++++ Data extract ++++

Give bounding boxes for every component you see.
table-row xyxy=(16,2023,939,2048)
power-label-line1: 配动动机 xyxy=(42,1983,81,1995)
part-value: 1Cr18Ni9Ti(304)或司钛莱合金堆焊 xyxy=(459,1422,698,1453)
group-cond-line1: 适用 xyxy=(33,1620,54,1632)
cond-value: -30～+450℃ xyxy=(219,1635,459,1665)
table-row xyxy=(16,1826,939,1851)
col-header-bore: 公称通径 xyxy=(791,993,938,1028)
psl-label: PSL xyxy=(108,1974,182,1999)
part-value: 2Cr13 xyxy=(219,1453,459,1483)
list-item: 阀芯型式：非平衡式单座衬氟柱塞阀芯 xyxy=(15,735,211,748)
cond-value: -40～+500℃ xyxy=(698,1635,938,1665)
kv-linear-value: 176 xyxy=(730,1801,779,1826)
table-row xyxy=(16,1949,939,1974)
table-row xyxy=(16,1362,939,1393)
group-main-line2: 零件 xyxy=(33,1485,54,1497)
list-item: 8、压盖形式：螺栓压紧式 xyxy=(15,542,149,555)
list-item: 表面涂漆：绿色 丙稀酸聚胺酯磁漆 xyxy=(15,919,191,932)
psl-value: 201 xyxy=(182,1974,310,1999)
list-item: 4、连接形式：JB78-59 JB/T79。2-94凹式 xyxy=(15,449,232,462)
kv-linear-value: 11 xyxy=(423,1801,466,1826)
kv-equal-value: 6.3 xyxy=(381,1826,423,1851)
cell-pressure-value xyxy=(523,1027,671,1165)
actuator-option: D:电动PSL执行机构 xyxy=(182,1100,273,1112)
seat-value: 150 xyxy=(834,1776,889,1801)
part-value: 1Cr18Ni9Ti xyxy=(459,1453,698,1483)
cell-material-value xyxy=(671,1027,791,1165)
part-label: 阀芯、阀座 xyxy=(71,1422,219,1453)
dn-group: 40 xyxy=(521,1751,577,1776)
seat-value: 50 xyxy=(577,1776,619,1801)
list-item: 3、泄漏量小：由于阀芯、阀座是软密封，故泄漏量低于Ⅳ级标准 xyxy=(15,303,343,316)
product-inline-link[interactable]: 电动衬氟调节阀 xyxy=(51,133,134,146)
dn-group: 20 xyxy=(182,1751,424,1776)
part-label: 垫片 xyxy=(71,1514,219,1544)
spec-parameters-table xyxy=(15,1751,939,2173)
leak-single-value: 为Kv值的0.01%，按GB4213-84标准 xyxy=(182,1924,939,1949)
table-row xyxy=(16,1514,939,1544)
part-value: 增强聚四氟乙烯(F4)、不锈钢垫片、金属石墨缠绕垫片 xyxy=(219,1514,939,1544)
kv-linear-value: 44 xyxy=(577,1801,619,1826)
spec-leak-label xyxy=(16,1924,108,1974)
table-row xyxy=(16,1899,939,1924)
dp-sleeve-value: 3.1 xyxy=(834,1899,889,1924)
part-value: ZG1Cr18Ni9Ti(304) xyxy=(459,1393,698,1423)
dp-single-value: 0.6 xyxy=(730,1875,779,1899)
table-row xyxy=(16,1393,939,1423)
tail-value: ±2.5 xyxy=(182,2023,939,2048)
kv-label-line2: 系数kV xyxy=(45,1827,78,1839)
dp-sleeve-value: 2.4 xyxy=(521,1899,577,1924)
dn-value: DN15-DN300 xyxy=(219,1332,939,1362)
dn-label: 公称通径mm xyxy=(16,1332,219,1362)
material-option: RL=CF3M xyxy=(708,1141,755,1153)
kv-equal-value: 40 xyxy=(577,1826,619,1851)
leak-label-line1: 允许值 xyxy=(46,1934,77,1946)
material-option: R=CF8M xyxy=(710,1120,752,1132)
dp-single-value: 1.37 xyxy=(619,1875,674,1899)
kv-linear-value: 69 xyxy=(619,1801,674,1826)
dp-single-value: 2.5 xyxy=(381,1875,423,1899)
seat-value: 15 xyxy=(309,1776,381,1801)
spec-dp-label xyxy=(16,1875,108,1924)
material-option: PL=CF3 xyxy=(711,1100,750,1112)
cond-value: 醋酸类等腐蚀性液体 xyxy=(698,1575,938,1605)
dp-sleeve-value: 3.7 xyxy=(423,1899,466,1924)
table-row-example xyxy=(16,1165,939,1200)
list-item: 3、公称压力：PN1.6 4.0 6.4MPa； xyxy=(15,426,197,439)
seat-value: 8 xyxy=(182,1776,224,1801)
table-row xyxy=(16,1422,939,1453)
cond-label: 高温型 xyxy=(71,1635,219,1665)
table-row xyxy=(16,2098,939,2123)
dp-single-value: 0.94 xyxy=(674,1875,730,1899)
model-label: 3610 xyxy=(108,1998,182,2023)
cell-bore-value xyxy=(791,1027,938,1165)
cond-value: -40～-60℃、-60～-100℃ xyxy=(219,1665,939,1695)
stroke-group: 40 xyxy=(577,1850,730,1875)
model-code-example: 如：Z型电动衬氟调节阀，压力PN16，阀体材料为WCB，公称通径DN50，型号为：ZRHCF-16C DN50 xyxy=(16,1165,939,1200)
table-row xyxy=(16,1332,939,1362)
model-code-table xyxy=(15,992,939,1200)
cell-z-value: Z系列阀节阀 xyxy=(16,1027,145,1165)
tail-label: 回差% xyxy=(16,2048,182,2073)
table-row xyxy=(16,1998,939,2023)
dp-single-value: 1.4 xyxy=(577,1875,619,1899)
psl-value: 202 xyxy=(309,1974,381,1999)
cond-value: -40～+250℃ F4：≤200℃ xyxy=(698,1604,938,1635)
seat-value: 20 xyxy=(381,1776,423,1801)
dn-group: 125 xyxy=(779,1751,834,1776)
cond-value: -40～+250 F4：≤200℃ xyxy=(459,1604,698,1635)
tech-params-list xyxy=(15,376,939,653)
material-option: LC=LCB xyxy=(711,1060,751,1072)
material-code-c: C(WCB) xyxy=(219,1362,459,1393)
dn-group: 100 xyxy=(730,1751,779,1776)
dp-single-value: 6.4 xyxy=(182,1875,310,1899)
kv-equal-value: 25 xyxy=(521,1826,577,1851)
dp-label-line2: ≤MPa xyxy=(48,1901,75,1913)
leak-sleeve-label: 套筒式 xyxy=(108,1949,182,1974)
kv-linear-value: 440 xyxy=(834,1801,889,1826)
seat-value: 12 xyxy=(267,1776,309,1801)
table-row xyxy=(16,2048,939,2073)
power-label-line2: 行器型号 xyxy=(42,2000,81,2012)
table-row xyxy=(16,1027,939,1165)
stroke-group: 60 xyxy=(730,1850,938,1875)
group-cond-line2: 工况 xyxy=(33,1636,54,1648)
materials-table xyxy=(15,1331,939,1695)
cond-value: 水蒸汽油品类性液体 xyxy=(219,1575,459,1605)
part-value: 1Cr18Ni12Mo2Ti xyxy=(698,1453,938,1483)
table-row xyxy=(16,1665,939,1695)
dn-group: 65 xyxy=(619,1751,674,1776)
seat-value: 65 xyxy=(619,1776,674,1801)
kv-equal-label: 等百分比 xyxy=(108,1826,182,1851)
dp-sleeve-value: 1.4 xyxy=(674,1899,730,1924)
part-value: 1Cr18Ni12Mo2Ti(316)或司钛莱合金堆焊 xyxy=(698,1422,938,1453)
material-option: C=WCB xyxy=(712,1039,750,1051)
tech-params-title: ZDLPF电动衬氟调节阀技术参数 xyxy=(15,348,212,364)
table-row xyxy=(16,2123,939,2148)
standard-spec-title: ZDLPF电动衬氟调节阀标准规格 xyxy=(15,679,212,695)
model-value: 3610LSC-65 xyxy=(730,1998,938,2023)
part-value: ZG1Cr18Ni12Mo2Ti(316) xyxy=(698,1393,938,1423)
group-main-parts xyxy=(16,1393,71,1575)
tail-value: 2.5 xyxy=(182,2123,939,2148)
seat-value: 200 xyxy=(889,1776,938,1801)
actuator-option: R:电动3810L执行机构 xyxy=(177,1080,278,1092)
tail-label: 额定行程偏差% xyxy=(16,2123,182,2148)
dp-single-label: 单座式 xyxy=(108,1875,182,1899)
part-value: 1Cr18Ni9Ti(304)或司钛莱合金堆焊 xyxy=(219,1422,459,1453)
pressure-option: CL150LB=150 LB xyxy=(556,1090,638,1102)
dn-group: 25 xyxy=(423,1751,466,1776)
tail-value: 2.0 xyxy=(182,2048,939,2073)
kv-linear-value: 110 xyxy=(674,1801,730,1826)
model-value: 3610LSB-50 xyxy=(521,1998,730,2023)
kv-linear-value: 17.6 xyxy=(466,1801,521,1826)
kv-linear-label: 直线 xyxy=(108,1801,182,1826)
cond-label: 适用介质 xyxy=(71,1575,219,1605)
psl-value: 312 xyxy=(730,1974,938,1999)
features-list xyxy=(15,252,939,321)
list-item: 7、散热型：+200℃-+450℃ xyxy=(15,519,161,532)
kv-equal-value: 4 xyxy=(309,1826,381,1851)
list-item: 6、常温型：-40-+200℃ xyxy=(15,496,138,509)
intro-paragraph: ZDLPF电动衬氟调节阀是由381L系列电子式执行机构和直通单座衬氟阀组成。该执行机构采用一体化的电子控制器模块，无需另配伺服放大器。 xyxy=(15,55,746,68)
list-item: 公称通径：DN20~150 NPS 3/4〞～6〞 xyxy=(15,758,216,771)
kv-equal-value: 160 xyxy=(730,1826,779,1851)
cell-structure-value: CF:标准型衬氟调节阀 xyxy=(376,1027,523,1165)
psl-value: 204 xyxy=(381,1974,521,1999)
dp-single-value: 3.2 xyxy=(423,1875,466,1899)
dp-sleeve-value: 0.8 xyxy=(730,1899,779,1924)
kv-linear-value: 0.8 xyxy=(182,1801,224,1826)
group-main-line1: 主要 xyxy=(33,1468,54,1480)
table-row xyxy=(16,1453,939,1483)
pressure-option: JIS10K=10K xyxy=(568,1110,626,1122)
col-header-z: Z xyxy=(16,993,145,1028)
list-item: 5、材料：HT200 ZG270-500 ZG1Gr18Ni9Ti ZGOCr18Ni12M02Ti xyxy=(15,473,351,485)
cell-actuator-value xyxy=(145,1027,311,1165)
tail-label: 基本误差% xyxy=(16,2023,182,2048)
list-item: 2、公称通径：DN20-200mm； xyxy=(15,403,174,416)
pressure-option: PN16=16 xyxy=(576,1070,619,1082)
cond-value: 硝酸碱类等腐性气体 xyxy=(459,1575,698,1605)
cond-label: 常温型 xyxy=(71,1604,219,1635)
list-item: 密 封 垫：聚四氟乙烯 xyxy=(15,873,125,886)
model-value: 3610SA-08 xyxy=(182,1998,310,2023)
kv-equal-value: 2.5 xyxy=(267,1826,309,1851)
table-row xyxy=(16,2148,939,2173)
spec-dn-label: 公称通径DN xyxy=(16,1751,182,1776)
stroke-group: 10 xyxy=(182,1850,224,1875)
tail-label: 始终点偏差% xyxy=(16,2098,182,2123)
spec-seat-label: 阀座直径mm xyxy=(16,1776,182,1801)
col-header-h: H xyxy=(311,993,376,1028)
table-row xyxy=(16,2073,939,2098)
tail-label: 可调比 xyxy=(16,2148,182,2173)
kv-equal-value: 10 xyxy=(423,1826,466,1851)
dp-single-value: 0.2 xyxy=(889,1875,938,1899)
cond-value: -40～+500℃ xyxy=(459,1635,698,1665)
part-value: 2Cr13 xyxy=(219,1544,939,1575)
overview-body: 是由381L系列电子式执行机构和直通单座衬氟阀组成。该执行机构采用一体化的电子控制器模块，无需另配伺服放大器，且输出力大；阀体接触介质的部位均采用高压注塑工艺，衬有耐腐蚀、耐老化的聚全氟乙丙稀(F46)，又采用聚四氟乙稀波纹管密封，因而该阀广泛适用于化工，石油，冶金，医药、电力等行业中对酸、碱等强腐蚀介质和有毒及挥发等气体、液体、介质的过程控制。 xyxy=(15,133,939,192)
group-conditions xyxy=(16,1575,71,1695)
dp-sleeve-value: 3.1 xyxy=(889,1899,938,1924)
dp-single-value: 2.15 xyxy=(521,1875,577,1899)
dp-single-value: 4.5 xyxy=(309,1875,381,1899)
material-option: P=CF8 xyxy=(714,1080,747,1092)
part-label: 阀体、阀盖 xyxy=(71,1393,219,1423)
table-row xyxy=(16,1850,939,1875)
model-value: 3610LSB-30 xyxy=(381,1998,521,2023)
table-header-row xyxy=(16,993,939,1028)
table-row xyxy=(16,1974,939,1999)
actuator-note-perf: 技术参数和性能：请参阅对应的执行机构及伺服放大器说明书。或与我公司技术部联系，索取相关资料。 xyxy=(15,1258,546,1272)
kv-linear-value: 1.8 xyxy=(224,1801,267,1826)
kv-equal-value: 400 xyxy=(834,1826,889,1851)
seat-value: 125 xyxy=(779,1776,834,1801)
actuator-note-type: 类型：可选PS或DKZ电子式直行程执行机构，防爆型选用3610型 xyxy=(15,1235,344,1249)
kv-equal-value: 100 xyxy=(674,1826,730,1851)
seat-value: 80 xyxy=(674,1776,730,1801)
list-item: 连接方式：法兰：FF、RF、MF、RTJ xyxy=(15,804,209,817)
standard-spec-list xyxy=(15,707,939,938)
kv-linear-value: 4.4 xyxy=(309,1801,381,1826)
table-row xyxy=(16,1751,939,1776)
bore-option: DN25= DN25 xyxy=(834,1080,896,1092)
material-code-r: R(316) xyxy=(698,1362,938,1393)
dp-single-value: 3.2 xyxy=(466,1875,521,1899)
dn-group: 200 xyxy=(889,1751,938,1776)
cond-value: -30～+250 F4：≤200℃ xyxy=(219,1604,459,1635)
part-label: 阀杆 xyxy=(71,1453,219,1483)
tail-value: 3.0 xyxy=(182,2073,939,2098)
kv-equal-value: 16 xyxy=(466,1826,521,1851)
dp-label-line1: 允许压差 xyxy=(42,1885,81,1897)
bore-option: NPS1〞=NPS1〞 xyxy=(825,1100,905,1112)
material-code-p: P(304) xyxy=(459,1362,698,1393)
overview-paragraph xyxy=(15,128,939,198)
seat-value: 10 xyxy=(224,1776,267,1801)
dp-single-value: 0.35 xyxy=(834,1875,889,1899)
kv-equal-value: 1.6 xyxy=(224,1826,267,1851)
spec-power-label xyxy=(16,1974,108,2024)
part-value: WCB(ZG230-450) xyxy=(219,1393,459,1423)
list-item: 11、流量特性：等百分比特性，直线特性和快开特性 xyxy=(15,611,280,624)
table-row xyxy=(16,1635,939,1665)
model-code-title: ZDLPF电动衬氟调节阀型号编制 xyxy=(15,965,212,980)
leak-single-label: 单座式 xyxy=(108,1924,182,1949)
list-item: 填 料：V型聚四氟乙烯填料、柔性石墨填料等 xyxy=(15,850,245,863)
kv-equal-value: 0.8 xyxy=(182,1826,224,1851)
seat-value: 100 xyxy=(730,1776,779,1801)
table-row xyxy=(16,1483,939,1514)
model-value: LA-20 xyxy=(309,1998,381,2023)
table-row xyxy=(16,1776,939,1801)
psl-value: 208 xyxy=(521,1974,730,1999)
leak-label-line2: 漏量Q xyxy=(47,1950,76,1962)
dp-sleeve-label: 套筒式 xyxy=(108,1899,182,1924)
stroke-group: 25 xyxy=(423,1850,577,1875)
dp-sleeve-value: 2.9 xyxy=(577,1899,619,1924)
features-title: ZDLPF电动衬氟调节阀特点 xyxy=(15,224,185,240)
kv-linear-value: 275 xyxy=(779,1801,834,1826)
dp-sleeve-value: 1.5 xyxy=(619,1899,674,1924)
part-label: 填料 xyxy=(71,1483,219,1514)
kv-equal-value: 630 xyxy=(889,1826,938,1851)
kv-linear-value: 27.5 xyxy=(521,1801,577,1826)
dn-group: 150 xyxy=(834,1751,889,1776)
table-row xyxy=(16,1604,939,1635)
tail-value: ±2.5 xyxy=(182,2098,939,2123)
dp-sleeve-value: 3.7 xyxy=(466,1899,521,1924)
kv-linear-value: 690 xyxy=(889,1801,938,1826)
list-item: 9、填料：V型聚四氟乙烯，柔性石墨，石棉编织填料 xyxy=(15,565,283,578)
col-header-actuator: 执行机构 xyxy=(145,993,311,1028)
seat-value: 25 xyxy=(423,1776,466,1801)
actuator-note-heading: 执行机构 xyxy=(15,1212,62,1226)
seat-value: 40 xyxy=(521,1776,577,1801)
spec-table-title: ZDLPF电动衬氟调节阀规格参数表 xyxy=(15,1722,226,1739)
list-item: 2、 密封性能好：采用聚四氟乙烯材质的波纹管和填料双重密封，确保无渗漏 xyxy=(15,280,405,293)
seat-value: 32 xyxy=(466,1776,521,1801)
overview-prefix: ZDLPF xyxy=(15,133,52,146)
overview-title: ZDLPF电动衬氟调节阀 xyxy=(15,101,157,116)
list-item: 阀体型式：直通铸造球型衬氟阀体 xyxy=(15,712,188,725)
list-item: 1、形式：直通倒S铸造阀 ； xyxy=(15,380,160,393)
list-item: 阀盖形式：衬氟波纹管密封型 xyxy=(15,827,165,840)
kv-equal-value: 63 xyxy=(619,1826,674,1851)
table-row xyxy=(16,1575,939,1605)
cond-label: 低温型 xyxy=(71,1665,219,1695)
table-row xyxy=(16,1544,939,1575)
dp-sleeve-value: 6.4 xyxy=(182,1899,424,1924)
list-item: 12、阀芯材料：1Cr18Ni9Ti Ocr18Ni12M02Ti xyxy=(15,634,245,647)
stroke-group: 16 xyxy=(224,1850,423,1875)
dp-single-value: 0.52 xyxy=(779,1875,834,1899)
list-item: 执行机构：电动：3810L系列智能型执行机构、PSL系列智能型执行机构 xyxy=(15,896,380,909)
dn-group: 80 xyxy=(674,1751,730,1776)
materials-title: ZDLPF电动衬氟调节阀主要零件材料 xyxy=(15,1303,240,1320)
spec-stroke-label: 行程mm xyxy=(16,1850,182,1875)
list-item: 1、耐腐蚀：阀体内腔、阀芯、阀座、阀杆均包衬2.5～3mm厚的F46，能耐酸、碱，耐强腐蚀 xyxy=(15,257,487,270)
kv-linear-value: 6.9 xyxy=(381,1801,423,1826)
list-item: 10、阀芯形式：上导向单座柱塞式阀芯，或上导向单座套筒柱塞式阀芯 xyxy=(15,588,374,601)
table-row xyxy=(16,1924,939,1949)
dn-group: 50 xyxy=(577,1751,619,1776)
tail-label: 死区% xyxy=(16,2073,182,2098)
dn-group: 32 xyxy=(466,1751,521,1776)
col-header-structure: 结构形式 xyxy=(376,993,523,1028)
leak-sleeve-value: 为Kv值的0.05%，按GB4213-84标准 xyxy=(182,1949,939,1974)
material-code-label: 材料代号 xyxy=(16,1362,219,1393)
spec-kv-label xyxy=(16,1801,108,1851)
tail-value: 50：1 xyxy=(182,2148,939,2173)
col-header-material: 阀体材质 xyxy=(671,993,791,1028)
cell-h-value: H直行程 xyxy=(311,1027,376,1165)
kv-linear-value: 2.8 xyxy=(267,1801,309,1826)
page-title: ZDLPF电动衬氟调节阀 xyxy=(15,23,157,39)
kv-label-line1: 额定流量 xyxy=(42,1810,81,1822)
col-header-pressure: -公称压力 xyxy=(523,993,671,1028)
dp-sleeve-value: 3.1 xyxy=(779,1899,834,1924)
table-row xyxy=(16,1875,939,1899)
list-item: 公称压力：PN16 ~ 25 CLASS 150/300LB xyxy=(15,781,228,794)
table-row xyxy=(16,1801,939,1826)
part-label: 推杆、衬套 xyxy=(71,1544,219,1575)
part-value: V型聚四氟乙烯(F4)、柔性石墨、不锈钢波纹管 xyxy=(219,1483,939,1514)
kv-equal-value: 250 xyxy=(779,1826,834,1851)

++++

## Instructions to follow
Rewrite the stretch from the start of the material through the line containing "cond-value: -40～+500℃ xyxy=(698,1635,938,1665)" as a Markdown table with columns n and Line, one row per nonblank line.

## Result for this exercise
| n | Line |
|---|---|
| 1 | Give bounding boxes for every component you see. |
| 2 | table-row xyxy=(16,2023,939,2048) |
| 3 | power-label-line1: 配动动机 xyxy=(42,1983,81,1995) |
| 4 | part-value: 1Cr18Ni9Ti(304)或司钛莱合金堆焊 xyxy=(459,1422,698,1453) |
| 5 | group-cond-line1: 适用 xyxy=(33,1620,54,1632) |
| 6 | cond-value: -30～+450℃ xyxy=(219,1635,459,1665) |
| 7 | table-row xyxy=(16,1826,939,1851) |
| 8 | col-header-bore: 公称通径 xyxy=(791,993,938,1028) |
| 9 | psl-label: PSL xyxy=(108,1974,182,1999) |
| 10 | part-value: 2Cr13 xyxy=(219,1453,459,1483) |
| 11 | list-item: 阀芯型式：非平衡式单座衬氟柱塞阀芯 xyxy=(15,735,211,748) |
| 12 | cond-value: -40～+500℃ xyxy=(698,1635,938,1665) |